Data extracted from a collection
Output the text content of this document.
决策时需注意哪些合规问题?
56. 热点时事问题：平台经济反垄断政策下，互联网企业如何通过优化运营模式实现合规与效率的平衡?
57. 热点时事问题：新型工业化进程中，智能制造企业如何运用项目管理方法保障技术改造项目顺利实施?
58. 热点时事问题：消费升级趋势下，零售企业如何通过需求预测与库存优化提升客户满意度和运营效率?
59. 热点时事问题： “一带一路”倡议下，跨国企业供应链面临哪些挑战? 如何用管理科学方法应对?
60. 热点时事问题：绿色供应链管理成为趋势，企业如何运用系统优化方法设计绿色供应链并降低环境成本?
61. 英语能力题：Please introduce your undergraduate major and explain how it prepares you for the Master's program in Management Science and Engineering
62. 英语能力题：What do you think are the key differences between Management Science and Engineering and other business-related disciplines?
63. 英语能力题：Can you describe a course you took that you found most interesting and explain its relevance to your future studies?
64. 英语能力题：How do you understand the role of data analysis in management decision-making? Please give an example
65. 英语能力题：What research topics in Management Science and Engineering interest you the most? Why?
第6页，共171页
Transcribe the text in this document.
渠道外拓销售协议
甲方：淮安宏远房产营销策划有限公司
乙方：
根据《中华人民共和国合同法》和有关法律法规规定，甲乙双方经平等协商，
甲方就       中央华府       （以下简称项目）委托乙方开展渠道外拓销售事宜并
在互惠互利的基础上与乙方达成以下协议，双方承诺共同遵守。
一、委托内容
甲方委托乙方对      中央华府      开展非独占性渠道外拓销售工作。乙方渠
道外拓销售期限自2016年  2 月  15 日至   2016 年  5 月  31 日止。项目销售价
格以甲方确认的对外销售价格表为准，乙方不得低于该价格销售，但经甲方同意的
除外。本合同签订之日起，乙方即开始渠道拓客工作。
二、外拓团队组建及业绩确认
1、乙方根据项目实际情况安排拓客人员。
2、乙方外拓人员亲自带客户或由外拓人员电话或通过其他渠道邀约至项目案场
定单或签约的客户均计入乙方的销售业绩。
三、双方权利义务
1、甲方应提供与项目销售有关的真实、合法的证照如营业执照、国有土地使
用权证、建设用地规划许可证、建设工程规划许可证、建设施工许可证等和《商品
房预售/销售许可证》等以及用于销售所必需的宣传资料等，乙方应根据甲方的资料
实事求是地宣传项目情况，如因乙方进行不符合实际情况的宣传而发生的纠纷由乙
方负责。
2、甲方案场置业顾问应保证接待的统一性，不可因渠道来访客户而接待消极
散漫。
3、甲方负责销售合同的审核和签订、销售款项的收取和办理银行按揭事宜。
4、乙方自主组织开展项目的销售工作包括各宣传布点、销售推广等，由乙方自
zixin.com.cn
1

_THE REQUEST_
Write out every line of the preceding listing that contains "What".

_ANSWER TO THE EXERCISE_
62. 英语能力题：What do you think are the key differences between Management Science and Engineering and other business-related disciplines?
65. 英语能力题：What research topics in Management Science and Engineering interest you the most? Why?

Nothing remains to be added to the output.